Element box annotations
──────
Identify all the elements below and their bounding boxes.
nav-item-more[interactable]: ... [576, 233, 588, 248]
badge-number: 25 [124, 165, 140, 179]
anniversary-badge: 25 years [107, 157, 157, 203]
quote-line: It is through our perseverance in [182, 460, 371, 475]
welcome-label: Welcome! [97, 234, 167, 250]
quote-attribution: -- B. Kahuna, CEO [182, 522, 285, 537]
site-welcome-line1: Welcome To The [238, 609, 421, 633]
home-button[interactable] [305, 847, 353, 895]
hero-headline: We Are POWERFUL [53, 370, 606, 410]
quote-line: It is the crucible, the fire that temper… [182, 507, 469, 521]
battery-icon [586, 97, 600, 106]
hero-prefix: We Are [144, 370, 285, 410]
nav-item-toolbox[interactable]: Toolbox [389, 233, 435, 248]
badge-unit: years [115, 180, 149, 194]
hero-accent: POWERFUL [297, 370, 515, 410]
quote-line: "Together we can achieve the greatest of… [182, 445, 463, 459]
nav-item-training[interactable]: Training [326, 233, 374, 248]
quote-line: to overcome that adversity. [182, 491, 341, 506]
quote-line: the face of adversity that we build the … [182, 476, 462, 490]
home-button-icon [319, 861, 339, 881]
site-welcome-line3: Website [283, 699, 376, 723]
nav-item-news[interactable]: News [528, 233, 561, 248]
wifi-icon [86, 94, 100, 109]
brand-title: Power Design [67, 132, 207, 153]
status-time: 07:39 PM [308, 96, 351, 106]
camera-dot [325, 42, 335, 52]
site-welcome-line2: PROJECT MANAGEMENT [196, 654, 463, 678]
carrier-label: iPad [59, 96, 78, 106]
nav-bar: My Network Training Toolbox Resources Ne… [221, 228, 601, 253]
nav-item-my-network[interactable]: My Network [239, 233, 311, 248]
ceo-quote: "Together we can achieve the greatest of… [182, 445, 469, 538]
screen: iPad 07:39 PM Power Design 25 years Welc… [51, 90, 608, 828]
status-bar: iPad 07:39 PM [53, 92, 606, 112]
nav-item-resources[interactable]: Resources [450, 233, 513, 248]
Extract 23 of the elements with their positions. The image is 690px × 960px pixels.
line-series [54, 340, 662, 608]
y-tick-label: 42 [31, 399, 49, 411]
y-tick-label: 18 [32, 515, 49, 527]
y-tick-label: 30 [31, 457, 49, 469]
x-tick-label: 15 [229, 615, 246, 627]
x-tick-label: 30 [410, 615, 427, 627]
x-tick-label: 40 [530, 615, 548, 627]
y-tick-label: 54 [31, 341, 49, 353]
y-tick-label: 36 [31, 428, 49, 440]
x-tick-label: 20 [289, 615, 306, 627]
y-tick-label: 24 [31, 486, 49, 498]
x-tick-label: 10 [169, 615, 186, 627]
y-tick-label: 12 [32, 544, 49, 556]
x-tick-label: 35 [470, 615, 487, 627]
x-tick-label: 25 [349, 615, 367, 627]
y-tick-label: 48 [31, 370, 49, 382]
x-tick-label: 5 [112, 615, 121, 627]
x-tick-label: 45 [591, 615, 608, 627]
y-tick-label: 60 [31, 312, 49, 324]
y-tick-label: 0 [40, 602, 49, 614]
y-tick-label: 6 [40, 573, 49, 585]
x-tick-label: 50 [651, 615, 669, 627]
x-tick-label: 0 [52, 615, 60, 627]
──────
TASK REQUIREMENTS:
Reproduce every line of the entries above verbatim, from the first entry through the last, without altering a single character.

OUTPUT OF THE TASK:
Identify all the elements below and their bounding boxes.
nav-item-more[interactable]: ... [576, 233, 588, 248]
badge-number: 25 [124, 165, 140, 179]
anniversary-badge: 25 years [107, 157, 157, 203]
quote-line: It is through our perseverance in [182, 460, 371, 475]
welcome-label: Welcome! [97, 234, 167, 250]
quote-attribution: -- B. Kahuna, CEO [182, 522, 285, 537]
site-welcome-line1: Welcome To The [238, 609, 421, 633]
home-button[interactable] [305, 847, 353, 895]
hero-headline: We Are POWERFUL [53, 370, 606, 410]
quote-line: It is the crucible, the fire that temper… [182, 507, 469, 521]
battery-icon [586, 97, 600, 106]
hero-prefix: We Are [144, 370, 285, 410]
nav-item-toolbox[interactable]: Toolbox [389, 233, 435, 248]
badge-unit: years [115, 180, 149, 194]
hero-accent: POWERFUL [297, 370, 515, 410]
quote-line: "Together we can achieve the greatest of… [182, 445, 463, 459]
nav-item-training[interactable]: Training [326, 233, 374, 248]
quote-line: to overcome that adversity. [182, 491, 341, 506]
quote-line: the face of adversity that we build the … [182, 476, 462, 490]
home-button-icon [319, 861, 339, 881]
site-welcome-line3: Website [283, 699, 376, 723]
nav-item-news[interactable]: News [528, 233, 561, 248]
wifi-icon [86, 94, 100, 109]
brand-title: Power Design [67, 132, 207, 153]
status-time: 07:39 PM [308, 96, 351, 106]
camera-dot [325, 42, 335, 52]
site-welcome-line2: PROJECT MANAGEMENT [196, 654, 463, 678]
carrier-label: iPad [59, 96, 78, 106]
nav-bar: My Network Training Toolbox Resources Ne… [221, 228, 601, 253]
nav-item-my-network[interactable]: My Network [239, 233, 311, 248]
ceo-quote: "Together we can achieve the greatest of… [182, 445, 469, 538]
screen: iPad 07:39 PM Power Design 25 years Welc… [51, 90, 608, 828]
status-bar: iPad 07:39 PM [53, 92, 606, 112]
nav-item-resources[interactable]: Resources [450, 233, 513, 248]
Extract 23 of the elements with their positions. The image is 690px × 960px pixels.
line-series [54, 340, 662, 608]
y-tick-label: 42 [31, 399, 49, 411]
y-tick-label: 18 [32, 515, 49, 527]
y-tick-label: 30 [31, 457, 49, 469]
x-tick-label: 15 [229, 615, 246, 627]
x-tick-label: 30 [410, 615, 427, 627]
x-tick-label: 40 [530, 615, 548, 627]
y-tick-label: 54 [31, 341, 49, 353]
y-tick-label: 36 [31, 428, 49, 440]
x-tick-label: 20 [289, 615, 306, 627]
y-tick-label: 24 [31, 486, 49, 498]
x-tick-label: 10 [169, 615, 186, 627]
y-tick-label: 12 [32, 544, 49, 556]
x-tick-label: 35 [470, 615, 487, 627]
x-tick-label: 25 [349, 615, 367, 627]
y-tick-label: 48 [31, 370, 49, 382]
x-tick-label: 5 [112, 615, 121, 627]
x-tick-label: 45 [591, 615, 608, 627]
y-tick-label: 60 [31, 312, 49, 324]
y-tick-label: 0 [40, 602, 49, 614]
y-tick-label: 6 [40, 573, 49, 585]
x-tick-label: 50 [651, 615, 669, 627]
x-tick-label: 0 [52, 615, 60, 627]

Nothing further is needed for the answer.